===== Material shown =====
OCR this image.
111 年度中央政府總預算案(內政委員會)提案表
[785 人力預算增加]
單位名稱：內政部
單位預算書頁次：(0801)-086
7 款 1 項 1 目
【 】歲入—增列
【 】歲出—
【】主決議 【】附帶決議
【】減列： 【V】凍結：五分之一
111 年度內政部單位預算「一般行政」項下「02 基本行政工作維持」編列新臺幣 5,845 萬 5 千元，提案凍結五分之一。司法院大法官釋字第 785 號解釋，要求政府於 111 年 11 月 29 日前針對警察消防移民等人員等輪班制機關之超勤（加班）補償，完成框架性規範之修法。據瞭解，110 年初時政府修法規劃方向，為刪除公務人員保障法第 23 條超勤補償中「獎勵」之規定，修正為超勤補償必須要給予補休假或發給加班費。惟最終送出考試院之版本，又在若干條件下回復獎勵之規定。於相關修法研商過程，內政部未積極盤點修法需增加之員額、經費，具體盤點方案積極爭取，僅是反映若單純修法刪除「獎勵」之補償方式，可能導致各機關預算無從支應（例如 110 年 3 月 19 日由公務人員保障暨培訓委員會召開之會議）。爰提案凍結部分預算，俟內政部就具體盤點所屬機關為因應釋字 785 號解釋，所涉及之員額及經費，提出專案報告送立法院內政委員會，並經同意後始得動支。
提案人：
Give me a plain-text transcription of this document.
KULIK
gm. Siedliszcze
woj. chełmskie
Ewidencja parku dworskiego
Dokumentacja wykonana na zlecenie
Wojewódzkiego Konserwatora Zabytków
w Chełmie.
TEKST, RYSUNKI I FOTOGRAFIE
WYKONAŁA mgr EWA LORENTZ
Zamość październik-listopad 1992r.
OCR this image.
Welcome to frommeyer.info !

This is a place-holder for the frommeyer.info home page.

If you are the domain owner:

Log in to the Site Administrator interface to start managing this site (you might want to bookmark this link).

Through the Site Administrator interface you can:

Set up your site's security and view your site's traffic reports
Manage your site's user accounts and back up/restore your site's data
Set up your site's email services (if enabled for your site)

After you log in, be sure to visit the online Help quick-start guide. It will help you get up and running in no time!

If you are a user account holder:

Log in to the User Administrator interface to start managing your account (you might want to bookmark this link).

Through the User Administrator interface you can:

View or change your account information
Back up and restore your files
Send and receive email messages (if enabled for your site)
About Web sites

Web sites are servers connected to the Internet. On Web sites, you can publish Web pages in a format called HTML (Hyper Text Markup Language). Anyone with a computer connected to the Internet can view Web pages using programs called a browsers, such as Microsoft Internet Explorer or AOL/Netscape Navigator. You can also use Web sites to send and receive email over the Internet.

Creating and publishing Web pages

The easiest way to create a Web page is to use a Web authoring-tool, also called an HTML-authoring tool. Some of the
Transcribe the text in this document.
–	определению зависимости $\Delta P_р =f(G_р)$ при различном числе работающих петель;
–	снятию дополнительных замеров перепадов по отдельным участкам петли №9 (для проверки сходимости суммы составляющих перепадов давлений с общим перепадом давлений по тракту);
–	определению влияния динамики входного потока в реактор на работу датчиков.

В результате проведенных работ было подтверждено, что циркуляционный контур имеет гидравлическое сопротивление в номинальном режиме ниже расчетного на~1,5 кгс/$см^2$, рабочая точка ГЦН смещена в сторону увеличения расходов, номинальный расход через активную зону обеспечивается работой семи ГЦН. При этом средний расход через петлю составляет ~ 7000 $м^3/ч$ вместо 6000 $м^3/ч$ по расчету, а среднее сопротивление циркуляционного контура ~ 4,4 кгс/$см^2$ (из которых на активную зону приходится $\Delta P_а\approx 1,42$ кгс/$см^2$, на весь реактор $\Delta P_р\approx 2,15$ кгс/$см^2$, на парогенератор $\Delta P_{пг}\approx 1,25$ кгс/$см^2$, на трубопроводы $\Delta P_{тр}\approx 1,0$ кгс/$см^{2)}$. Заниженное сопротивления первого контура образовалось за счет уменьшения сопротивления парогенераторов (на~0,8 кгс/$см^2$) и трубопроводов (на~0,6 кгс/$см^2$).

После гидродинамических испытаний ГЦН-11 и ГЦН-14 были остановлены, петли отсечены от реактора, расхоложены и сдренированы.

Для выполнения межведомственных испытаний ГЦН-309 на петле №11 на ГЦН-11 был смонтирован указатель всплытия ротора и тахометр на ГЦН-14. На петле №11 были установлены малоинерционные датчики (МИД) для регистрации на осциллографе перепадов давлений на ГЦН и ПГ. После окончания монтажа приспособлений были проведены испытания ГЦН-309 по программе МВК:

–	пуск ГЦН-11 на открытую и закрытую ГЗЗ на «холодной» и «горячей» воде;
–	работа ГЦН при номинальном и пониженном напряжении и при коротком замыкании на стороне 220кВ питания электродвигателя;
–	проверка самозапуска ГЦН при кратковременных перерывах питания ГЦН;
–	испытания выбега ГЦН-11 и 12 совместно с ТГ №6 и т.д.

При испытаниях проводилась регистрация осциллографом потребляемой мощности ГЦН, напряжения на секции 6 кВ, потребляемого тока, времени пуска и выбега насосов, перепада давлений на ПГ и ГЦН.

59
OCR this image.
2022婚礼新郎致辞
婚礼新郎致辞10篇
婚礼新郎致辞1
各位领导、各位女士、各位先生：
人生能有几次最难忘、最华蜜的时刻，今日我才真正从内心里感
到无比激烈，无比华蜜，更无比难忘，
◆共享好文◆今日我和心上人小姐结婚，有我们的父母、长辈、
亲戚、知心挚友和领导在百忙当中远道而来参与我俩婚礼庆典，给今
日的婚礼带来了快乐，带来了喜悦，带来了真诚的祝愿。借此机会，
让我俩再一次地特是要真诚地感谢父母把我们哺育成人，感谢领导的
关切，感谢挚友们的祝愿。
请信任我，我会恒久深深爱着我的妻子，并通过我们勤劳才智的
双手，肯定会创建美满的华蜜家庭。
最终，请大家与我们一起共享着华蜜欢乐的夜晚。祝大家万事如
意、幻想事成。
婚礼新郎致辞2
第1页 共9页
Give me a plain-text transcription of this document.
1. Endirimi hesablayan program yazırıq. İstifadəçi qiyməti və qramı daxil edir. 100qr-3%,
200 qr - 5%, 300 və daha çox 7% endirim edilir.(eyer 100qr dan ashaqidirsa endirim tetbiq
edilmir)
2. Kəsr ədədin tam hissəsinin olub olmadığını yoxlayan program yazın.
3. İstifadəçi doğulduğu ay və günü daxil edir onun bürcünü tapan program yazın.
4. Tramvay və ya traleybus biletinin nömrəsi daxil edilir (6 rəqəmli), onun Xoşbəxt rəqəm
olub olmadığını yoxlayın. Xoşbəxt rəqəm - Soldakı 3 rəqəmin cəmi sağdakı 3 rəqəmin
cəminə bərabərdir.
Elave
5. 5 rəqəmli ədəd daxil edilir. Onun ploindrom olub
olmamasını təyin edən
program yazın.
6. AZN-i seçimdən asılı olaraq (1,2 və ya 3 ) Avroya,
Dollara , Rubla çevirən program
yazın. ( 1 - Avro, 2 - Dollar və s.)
=====
=== Exercise requirements ===
Scan the material above for the string "питания" and return the lines that hold it.

=== Result of this exercise ===
–	работа ГЦН при номинальном и пониженном напряжении и при коротком замыкании на стороне 220кВ питания электродвигателя;
–	проверка самозапуска ГЦН при кратковременных перерывах питания ГЦН;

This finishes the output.